• [INSTRUCTIONS FOR THE TASK]:
Extract the full listing below without altering a single character.

(A block of data)

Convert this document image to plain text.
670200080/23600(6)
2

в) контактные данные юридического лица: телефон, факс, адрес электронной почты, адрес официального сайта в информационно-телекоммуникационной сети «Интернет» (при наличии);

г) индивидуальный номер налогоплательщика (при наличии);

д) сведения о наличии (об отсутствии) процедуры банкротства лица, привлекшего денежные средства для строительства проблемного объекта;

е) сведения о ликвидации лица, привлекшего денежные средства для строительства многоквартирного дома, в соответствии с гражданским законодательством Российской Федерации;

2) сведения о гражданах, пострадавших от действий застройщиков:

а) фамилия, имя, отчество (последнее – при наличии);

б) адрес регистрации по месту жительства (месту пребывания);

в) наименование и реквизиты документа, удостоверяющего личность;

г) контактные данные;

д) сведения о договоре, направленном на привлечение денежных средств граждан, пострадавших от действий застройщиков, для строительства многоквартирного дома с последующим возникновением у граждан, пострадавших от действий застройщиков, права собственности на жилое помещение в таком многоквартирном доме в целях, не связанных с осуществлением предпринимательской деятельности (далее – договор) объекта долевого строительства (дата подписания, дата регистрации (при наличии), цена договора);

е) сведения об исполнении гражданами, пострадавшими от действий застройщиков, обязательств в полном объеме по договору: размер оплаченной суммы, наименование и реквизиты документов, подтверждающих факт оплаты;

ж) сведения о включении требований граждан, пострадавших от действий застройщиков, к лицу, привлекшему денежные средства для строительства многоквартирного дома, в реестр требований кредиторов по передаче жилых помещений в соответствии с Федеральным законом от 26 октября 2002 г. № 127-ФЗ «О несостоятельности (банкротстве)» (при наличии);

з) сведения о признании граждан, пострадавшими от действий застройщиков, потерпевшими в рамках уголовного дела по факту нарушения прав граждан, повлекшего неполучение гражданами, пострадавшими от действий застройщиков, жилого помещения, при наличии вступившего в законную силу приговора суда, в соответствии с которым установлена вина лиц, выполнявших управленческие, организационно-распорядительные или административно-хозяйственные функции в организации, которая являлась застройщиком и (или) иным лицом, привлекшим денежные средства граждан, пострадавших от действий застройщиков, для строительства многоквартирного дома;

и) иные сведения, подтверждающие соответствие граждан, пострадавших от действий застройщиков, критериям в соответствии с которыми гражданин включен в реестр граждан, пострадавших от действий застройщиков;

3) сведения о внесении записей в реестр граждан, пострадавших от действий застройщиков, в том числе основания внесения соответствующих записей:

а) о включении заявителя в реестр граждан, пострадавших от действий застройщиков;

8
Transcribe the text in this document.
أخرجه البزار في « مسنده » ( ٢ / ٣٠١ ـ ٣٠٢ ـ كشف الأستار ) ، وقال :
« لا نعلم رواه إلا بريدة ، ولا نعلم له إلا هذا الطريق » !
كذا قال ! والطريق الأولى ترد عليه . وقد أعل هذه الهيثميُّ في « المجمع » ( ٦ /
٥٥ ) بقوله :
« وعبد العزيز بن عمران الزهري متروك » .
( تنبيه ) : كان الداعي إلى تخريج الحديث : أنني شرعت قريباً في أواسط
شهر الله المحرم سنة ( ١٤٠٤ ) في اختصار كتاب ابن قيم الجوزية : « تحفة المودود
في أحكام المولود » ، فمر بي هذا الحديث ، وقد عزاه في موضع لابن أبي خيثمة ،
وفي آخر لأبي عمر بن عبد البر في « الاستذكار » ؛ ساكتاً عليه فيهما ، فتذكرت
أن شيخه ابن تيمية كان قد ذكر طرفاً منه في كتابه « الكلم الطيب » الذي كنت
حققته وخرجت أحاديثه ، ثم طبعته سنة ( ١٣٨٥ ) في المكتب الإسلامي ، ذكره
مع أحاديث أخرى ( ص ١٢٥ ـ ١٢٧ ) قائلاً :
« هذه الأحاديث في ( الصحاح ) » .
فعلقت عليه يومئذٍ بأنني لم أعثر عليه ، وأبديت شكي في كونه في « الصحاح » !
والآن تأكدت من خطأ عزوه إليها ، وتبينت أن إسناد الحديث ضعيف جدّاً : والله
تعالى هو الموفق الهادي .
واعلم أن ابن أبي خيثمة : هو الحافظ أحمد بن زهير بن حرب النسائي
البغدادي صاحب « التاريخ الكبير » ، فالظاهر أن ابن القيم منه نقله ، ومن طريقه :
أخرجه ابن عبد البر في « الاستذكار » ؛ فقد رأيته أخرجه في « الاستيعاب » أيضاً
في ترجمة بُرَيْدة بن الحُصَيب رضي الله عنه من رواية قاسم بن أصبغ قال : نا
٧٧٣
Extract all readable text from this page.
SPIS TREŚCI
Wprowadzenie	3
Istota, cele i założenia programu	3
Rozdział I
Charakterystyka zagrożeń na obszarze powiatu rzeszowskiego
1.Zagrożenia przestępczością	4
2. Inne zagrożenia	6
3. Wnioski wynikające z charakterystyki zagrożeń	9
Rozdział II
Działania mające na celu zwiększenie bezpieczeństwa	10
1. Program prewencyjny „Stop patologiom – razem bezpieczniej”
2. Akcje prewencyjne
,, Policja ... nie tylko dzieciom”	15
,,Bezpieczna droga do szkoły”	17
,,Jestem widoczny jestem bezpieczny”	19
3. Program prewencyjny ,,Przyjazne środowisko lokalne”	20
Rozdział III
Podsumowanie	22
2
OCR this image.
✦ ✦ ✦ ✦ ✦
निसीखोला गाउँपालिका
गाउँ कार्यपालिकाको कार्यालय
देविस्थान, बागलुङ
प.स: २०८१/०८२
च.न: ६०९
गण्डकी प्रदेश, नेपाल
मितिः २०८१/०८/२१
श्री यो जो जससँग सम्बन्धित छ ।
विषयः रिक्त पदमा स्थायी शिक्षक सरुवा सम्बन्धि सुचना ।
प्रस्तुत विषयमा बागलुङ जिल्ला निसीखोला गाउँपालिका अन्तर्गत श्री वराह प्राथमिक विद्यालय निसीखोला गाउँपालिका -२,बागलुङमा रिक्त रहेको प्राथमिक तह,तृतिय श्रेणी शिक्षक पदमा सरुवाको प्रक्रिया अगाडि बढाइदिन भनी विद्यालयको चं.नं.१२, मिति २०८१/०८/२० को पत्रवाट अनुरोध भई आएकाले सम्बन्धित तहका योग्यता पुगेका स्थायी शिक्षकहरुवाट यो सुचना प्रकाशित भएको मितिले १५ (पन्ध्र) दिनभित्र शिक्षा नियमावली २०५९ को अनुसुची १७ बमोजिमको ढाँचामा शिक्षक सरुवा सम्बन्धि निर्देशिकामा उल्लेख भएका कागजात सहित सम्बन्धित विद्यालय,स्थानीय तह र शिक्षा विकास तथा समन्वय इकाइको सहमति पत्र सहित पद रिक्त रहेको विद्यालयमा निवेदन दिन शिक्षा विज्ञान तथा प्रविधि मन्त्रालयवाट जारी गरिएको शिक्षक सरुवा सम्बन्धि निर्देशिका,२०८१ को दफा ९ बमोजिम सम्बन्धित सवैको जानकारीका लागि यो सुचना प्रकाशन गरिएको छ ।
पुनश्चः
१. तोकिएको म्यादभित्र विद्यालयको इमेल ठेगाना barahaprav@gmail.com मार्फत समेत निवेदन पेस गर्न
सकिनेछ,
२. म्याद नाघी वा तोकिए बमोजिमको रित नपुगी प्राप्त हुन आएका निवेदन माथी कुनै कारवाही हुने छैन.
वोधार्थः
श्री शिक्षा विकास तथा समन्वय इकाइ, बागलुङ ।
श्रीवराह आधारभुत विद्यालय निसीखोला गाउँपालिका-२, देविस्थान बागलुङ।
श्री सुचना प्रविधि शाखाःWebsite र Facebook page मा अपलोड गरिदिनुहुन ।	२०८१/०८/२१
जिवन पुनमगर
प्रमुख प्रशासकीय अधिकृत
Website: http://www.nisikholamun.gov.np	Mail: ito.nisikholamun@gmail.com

• [SOLUTION]:
Convert this document image to plain text.
670200080/23600(6)
2

в) контактные данные юридического лица: телефон, факс, адрес электронной почты, адрес официального сайта в информационно-телекоммуникационной сети «Интернет» (при наличии);

г) индивидуальный номер налогоплательщика (при наличии);

д) сведения о наличии (об отсутствии) процедуры банкротства лица, привлекшего денежные средства для строительства проблемного объекта;

е) сведения о ликвидации лица, привлекшего денежные средства для строительства многоквартирного дома, в соответствии с гражданским законодательством Российской Федерации;

2) сведения о гражданах, пострадавших от действий застройщиков:

а) фамилия, имя, отчество (последнее – при наличии);

б) адрес регистрации по месту жительства (месту пребывания);

в) наименование и реквизиты документа, удостоверяющего личность;

г) контактные данные;

д) сведения о договоре, направленном на привлечение денежных средств граждан, пострадавших от действий застройщиков, для строительства многоквартирного дома с последующим возникновением у граждан, пострадавших от действий застройщиков, права собственности на жилое помещение в таком многоквартирном доме в целях, не связанных с осуществлением предпринимательской деятельности (далее – договор) объекта долевого строительства (дата подписания, дата регистрации (при наличии), цена договора);

е) сведения об исполнении гражданами, пострадавшими от действий застройщиков, обязательств в полном объеме по договору: размер оплаченной суммы, наименование и реквизиты документов, подтверждающих факт оплаты;

ж) сведения о включении требований граждан, пострадавших от действий застройщиков, к лицу, привлекшему денежные средства для строительства многоквартирного дома, в реестр требований кредиторов по передаче жилых помещений в соответствии с Федеральным законом от 26 октября 2002 г. № 127-ФЗ «О несостоятельности (банкротстве)» (при наличии);

з) сведения о признании граждан, пострадавшими от действий застройщиков, потерпевшими в рамках уголовного дела по факту нарушения прав граждан, повлекшего неполучение гражданами, пострадавшими от действий застройщиков, жилого помещения, при наличии вступившего в законную силу приговора суда, в соответствии с которым установлена вина лиц, выполнявших управленческие, организационно-распорядительные или административно-хозяйственные функции в организации, которая являлась застройщиком и (или) иным лицом, привлекшим денежные средства граждан, пострадавших от действий застройщиков, для строительства многоквартирного дома;

и) иные сведения, подтверждающие соответствие граждан, пострадавших от действий застройщиков, критериям в соответствии с которыми гражданин включен в реестр граждан, пострадавших от действий застройщиков;

3) сведения о внесении записей в реестр граждан, пострадавших от действий застройщиков, в том числе основания внесения соответствующих записей:

а) о включении заявителя в реестр граждан, пострадавших от действий застройщиков;

8
Transcribe the text in this document.
أخرجه البزار في « مسنده » ( ٢ / ٣٠١ ـ ٣٠٢ ـ كشف الأستار ) ، وقال :
« لا نعلم رواه إلا بريدة ، ولا نعلم له إلا هذا الطريق » !
كذا قال ! والطريق الأولى ترد عليه . وقد أعل هذه الهيثميُّ في « المجمع » ( ٦ /
٥٥ ) بقوله :
« وعبد العزيز بن عمران الزهري متروك » .
( تنبيه ) : كان الداعي إلى تخريج الحديث : أنني شرعت قريباً في أواسط
شهر الله المحرم سنة ( ١٤٠٤ ) في اختصار كتاب ابن قيم الجوزية : « تحفة المودود
في أحكام المولود » ، فمر بي هذا الحديث ، وقد عزاه في موضع لابن أبي خيثمة ،
وفي آخر لأبي عمر بن عبد البر في « الاستذكار » ؛ ساكتاً عليه فيهما ، فتذكرت
أن شيخه ابن تيمية كان قد ذكر طرفاً منه في كتابه « الكلم الطيب » الذي كنت
حققته وخرجت أحاديثه ، ثم طبعته سنة ( ١٣٨٥ ) في المكتب الإسلامي ، ذكره
مع أحاديث أخرى ( ص ١٢٥ ـ ١٢٧ ) قائلاً :
« هذه الأحاديث في ( الصحاح ) » .
فعلقت عليه يومئذٍ بأنني لم أعثر عليه ، وأبديت شكي في كونه في « الصحاح » !
والآن تأكدت من خطأ عزوه إليها ، وتبينت أن إسناد الحديث ضعيف جدّاً : والله
تعالى هو الموفق الهادي .
واعلم أن ابن أبي خيثمة : هو الحافظ أحمد بن زهير بن حرب النسائي
البغدادي صاحب « التاريخ الكبير » ، فالظاهر أن ابن القيم منه نقله ، ومن طريقه :
أخرجه ابن عبد البر في « الاستذكار » ؛ فقد رأيته أخرجه في « الاستيعاب » أيضاً
في ترجمة بُرَيْدة بن الحُصَيب رضي الله عنه من رواية قاسم بن أصبغ قال : نا
٧٧٣
Extract all readable text from this page.
SPIS TREŚCI
Wprowadzenie	3
Istota, cele i założenia programu	3
Rozdział I
Charakterystyka zagrożeń na obszarze powiatu rzeszowskiego
1.Zagrożenia przestępczością	4
2. Inne zagrożenia	6
3. Wnioski wynikające z charakterystyki zagrożeń	9
Rozdział II
Działania mające na celu zwiększenie bezpieczeństwa	10
1. Program prewencyjny „Stop patologiom – razem bezpieczniej”
2. Akcje prewencyjne
,, Policja ... nie tylko dzieciom”	15
,,Bezpieczna droga do szkoły”	17
,,Jestem widoczny jestem bezpieczny”	19
3. Program prewencyjny ,,Przyjazne środowisko lokalne”	20
Rozdział III
Podsumowanie	22
2
OCR this image.
✦ ✦ ✦ ✦ ✦
निसीखोला गाउँपालिका
गाउँ कार्यपालिकाको कार्यालय
देविस्थान, बागलुङ
प.स: २०८१/०८२
च.न: ६०९
गण्डकी प्रदेश, नेपाल
मितिः २०८१/०८/२१
श्री यो जो जससँग सम्बन्धित छ ।
विषयः रिक्त पदमा स्थायी शिक्षक सरुवा सम्बन्धि सुचना ।
प्रस्तुत विषयमा बागलुङ जिल्ला निसीखोला गाउँपालिका अन्तर्गत श्री वराह प्राथमिक विद्यालय निसीखोला गाउँपालिका -२,बागलुङमा रिक्त रहेको प्राथमिक तह,तृतिय श्रेणी शिक्षक पदमा सरुवाको प्रक्रिया अगाडि बढाइदिन भनी विद्यालयको चं.नं.१२, मिति २०८१/०८/२० को पत्रवाट अनुरोध भई आएकाले सम्बन्धित तहका योग्यता पुगेका स्थायी शिक्षकहरुवाट यो सुचना प्रकाशित भएको मितिले १५ (पन्ध्र) दिनभित्र शिक्षा नियमावली २०५९ को अनुसुची १७ बमोजिमको ढाँचामा शिक्षक सरुवा सम्बन्धि निर्देशिकामा उल्लेख भएका कागजात सहित सम्बन्धित विद्यालय,स्थानीय तह र शिक्षा विकास तथा समन्वय इकाइको सहमति पत्र सहित पद रिक्त रहेको विद्यालयमा निवेदन दिन शिक्षा विज्ञान तथा प्रविधि मन्त्रालयवाट जारी गरिएको शिक्षक सरुवा सम्बन्धि निर्देशिका,२०८१ को दफा ९ बमोजिम सम्बन्धित सवैको जानकारीका लागि यो सुचना प्रकाशन गरिएको छ ।
पुनश्चः
१. तोकिएको म्यादभित्र विद्यालयको इमेल ठेगाना barahaprav@gmail.com मार्फत समेत निवेदन पेस गर्न
सकिनेछ,
२. म्याद नाघी वा तोकिए बमोजिमको रित नपुगी प्राप्त हुन आएका निवेदन माथी कुनै कारवाही हुने छैन.
वोधार्थः
श्री शिक्षा विकास तथा समन्वय इकाइ, बागलुङ ।
श्रीवराह आधारभुत विद्यालय निसीखोला गाउँपालिका-२, देविस्थान बागलुङ।
श्री सुचना प्रविधि शाखाःWebsite र Facebook page मा अपलोड गरिदिनुहुन ।	२०८१/०८/२१
जिवन पुनमगर
प्रमुख प्रशासकीय अधिकृत
Website: http://www.nisikholamun.gov.np	Mail: ito.nisikholamun@gmail.com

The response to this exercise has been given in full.